▶ PROBLEM
Search the records for "object". Copy every line where it appears.

▶ RECORD EXCERPTS
----------
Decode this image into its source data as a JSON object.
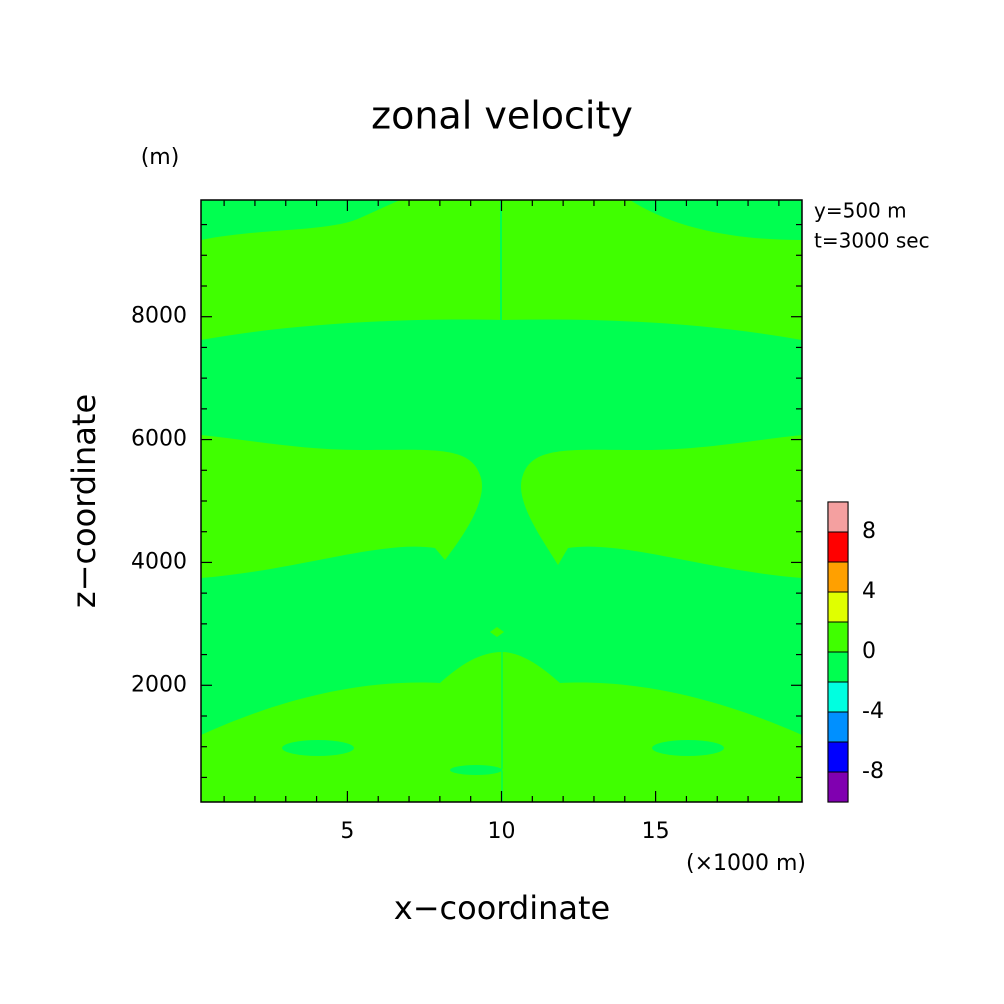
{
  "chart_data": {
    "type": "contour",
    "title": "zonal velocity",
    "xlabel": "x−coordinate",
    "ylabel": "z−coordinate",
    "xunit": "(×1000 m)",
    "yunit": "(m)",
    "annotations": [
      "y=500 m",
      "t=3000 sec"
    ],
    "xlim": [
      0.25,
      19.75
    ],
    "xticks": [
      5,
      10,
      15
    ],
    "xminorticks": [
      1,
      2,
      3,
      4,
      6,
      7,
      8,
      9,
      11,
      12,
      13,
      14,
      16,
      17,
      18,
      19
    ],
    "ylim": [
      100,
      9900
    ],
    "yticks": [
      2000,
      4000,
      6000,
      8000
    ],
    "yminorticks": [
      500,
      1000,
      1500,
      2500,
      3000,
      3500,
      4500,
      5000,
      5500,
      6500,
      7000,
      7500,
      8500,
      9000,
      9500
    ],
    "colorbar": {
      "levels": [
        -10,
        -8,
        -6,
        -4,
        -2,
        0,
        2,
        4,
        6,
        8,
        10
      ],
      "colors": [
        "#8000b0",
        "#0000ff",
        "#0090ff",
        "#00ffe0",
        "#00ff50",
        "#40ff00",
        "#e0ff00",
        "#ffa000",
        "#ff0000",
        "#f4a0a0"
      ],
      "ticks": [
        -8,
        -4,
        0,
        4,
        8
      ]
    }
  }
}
----------
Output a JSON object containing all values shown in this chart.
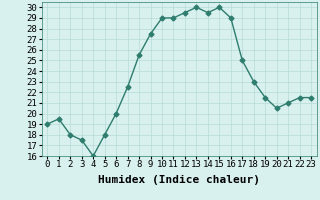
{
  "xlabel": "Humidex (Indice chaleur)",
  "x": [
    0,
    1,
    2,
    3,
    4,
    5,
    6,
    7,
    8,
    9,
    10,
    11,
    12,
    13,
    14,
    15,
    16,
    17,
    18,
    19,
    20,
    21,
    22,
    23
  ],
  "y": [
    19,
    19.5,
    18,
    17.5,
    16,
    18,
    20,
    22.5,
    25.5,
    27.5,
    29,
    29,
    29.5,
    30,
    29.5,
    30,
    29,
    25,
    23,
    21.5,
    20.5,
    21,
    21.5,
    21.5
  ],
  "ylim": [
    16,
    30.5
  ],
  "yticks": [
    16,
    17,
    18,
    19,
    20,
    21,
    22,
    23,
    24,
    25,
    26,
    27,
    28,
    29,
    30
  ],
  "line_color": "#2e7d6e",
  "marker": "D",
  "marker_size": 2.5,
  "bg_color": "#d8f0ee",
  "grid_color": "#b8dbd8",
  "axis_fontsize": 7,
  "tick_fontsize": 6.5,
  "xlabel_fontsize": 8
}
----------
▶ RESPONSE
Decode this image into its source data as a JSON object.
Output a JSON object containing all values shown in this chart.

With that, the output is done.